Ainsi les sourires de la fortune couvrant de formidables abus hâtaient la désagrégation finale. Il devenait évident que jamais la Suisse ne trouverait en elle-même la force nécessaire pour se transformer et s’unifier. On le vit bien.


la formation nationale

La Suisse moderne, c’est nous autres Français qui l’avons mise debout. Le tableau de son impuissance et de ses faiblesses montre suffisamment la nécessité de la grande secousse que lui donnèrent les armées de notre première République. N’était-ce pas d’ailleurs le Club suisse de Paris qui, dès 1790, avait préparé l’intervention ? N’étaient-ce pas Laharpe, l’utopiste, et Pierre Ochs, l’intrigant, qui insistaient, l’un près du Directoire, l’autre près de Bonaparte pour que la République helvétique, fille de la République française fut proclamée aux lieu et place de l’antique Confédération vermoulue ?

Et finalement la chose advint. Les novateurs avaient souhaité des républiques ; ils en eurent une kyrielle. Ils voulaient une Constitution ; on leur en donna à profusion. Il y eut d’abord la République lémanique installée à Lausanne sous notre égide. Quelques mois plus tard nous divisâmes arbitrairement la Suisse en trois républiques répondant aux noms harmonieux de Rhodanique, Telliane et Helvétique ; on groupait ainsi les cantons de langue française, ceux de langue allemande et la Suisse primitive. Ce chef-d’œuvre dura sept jours : il s’effondra sous la risée générale. Heureusement, dans le silence du cabinet, Ochs et Laharpe brodaient une Constitution unitaire selon le goût du jour ; dès qu’elle fut prête, le commissaire français qui régnait despotiquement à Berne convoqua un simulacre de Diète, lequel, par un simulacre de vote, transforma les cantons en vingt-trois départements administrés par des préfets dorés sur tranche et souples d’échine. La rébellion qui suivit fut étouffée dans le sang. Notons pourtant qu’à côté de mesures déraisonnables et d’avance vouées à un sort éphémère, la Constitution consacrait des réformes nécessaires et définitives : proclamer la séparation des pouvoirs, l’égalité des droits, la liberté du commerce et de l’industrie, le rachat des dîmes, l’égalité devant l’impôt, c’était chasser de Suisse les abus qui menaçaient l’existence nationale et ouvrir au pays une ère nouvelle pleine de promesses.

········

- CONSIGNE A
D'après l'extrait sur la Suisse, combien de temps dura la division du pays en trois républiques ?
- CONSIGNE B
Veuillez recopier l'extrait sur la Suisse de "la formation nationale" à "l’antique Confédération vermoulue ?".
- CONSIGNE C
Rédigez la suite de l'extrait sur la Suisse en repartant de sa dernière phrase.

········

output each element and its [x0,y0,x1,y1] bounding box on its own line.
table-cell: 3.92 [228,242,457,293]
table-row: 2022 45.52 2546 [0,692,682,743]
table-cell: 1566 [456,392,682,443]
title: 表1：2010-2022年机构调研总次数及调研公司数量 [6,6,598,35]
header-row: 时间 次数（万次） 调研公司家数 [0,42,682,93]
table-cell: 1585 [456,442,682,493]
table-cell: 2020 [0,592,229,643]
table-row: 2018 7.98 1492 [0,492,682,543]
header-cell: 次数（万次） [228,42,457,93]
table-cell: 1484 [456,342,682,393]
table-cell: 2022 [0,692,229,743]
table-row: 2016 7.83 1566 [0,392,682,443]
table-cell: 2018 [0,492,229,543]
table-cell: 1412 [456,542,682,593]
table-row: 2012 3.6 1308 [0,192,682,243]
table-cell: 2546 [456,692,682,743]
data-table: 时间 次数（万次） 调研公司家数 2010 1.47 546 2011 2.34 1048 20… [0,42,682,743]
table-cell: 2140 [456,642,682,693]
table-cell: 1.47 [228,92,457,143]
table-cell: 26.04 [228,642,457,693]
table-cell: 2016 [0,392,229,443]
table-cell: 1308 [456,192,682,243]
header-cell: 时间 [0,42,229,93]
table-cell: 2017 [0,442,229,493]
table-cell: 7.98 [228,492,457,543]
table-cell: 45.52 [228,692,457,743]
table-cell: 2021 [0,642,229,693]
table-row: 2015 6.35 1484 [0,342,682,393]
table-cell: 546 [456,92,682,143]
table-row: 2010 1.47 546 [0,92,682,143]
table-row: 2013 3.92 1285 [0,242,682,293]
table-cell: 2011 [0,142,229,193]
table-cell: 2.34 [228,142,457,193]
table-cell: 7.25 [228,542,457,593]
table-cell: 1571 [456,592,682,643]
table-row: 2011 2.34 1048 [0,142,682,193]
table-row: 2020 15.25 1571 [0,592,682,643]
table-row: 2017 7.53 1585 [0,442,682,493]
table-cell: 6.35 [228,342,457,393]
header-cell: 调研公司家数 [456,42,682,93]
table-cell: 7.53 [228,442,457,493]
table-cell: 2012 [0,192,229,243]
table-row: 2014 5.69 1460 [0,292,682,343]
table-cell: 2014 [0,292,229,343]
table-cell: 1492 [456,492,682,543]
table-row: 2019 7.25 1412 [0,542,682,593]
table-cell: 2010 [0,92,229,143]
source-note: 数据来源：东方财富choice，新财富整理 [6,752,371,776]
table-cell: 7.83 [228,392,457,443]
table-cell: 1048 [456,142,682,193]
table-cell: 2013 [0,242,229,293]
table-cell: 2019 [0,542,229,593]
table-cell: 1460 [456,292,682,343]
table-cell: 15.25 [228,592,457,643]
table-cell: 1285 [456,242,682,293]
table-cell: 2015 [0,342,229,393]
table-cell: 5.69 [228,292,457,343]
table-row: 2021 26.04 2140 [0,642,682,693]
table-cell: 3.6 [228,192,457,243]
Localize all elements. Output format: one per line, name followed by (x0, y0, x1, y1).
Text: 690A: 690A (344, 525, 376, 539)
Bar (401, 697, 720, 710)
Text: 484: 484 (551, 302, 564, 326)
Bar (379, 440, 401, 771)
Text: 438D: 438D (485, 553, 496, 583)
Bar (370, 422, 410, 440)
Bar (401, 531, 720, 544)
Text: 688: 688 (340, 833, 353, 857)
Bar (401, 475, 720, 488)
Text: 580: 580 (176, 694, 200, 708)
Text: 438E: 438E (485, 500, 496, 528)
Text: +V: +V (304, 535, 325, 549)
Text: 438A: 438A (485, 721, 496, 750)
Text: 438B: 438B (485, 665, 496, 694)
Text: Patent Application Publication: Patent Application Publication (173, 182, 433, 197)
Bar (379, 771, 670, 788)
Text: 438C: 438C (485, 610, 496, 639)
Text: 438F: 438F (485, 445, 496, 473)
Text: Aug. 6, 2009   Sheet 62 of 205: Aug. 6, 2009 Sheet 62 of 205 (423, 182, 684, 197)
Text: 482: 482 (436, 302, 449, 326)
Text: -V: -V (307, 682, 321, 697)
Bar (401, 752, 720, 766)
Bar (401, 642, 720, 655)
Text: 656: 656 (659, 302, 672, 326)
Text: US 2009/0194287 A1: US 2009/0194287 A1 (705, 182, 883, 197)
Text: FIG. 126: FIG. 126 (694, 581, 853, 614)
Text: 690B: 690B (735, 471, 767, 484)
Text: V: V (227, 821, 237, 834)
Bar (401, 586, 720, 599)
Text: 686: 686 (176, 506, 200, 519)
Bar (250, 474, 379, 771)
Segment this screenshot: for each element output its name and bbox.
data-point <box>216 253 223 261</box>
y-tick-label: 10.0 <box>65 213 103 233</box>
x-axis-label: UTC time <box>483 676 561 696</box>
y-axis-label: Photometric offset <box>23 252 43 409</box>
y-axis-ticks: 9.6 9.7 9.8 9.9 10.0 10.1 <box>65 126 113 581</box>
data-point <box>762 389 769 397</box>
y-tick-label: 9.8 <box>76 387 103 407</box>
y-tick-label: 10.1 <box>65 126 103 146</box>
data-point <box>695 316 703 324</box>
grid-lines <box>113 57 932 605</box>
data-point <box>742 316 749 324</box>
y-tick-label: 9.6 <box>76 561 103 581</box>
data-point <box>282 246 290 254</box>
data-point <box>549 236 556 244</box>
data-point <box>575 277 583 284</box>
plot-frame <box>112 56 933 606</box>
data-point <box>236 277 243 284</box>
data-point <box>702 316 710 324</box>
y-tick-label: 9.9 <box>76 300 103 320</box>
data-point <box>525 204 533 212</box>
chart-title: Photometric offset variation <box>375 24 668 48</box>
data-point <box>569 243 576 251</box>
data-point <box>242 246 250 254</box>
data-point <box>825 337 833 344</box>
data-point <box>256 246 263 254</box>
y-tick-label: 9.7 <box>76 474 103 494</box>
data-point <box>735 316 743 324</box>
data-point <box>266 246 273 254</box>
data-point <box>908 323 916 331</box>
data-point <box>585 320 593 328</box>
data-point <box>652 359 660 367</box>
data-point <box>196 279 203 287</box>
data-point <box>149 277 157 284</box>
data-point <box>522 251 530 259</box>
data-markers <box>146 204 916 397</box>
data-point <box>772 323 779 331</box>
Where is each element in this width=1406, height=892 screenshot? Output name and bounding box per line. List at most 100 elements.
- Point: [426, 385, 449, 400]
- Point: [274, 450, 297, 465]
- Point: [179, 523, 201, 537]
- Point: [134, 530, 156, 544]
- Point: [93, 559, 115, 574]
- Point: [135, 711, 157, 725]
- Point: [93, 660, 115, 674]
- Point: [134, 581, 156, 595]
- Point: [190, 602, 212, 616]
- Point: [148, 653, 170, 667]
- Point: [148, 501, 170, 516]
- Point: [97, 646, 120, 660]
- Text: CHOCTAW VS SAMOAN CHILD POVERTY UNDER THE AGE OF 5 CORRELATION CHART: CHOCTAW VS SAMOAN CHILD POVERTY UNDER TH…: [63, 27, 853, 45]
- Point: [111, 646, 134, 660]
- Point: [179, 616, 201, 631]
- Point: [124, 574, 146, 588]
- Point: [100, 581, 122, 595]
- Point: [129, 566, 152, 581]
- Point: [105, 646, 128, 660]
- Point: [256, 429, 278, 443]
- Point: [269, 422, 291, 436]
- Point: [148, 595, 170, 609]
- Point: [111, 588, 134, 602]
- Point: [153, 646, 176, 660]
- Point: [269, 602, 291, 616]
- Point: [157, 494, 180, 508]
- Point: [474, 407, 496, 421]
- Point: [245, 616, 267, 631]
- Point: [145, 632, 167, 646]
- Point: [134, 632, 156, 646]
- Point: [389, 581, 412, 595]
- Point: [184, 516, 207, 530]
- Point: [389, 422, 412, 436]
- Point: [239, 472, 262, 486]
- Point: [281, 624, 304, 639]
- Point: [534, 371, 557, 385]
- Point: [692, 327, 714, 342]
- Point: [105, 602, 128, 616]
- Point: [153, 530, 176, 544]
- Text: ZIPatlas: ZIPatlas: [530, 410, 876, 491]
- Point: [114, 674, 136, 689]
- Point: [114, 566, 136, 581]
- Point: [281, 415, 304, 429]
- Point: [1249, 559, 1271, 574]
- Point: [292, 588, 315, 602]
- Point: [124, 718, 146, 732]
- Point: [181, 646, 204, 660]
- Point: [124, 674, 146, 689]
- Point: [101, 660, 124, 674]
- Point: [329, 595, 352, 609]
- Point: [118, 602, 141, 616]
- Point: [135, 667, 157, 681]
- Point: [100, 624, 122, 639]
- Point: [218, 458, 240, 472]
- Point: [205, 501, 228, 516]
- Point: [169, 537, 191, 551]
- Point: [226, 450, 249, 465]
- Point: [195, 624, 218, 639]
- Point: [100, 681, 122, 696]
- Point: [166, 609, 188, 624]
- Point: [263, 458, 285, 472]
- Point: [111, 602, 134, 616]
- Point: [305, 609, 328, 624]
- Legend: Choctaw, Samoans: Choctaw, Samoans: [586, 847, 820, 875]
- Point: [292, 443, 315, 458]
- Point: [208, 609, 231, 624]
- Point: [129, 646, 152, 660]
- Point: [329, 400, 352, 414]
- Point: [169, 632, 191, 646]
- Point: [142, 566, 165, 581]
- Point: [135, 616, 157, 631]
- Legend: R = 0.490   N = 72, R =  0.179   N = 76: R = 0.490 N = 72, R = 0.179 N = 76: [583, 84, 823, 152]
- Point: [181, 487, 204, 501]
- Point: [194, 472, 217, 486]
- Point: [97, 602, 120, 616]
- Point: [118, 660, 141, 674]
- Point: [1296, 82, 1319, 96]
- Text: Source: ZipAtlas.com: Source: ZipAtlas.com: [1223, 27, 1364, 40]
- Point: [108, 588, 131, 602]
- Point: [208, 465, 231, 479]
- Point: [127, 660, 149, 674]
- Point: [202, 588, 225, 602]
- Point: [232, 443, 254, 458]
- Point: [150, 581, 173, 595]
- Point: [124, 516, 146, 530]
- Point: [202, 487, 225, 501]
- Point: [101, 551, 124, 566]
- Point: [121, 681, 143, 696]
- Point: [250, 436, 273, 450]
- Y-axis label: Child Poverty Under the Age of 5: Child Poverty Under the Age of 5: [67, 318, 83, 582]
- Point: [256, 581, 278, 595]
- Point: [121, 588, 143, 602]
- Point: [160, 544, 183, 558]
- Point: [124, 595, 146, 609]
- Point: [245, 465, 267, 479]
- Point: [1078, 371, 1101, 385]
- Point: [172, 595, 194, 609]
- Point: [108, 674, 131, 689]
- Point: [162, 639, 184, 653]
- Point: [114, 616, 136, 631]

········

- RÉSULTAT A
Sept jours.

- RÉSULTAT B
la formation nationale

La Suisse moderne, c’est nous autres Français qui l’avons mise debout. Le tableau de son impuissance et de ses faiblesses montre suffisamment la nécessité de la grande secousse que lui donnèrent les armées de notre première République. N’était-ce pas d’ailleurs le Club suisse de Paris qui, dès 1790, avait préparé l’intervention ? N’étaient-ce pas Laharpe, l’utopiste, et Pierre Ochs, l’intrigant, qui insistaient, l’un près du Directoire, l’autre près de Bonaparte pour que la République helvétique, fille de la République française fut proclamée aux lieu et place de l’antique Confédération vermoulue ?

- RÉSULTAT C
Lorsque Bonaparte, revenu d’Égypte, eut mis le pied sur la première marche du pouvoir absolu, les modérés trouvèrent accès près de lui ; il écouta leurs doléances et donna à la Suisse une Constitution dite de la Malmaison, qui rétablissait dix-sept cantons et créait un embryon de gouvernement fédéral. Mais au bout de quelques mois les unitaires reprirent le dessus ; le premier consul, dont ces lamentables dissensions favorisaient le secret calcul, les laissa faire ; à la fin de 1802 il intervint de nouveau et rédigea lui-même l’« Acte de médiation » par lequel la Suisse se trouvait placée sous le protectorat français. C’était l’humiliation, sans doute, mais c’étaient aussi la sécurité et le travail ; c’était la période indispensable au tassement des idées. Effectivement, la réaction de 1815 et les tentatives de rétablissement des anciens privilèges ne purent prévaloir contre l’esprit public : il était né, il vivait. La Suisse moderne existait.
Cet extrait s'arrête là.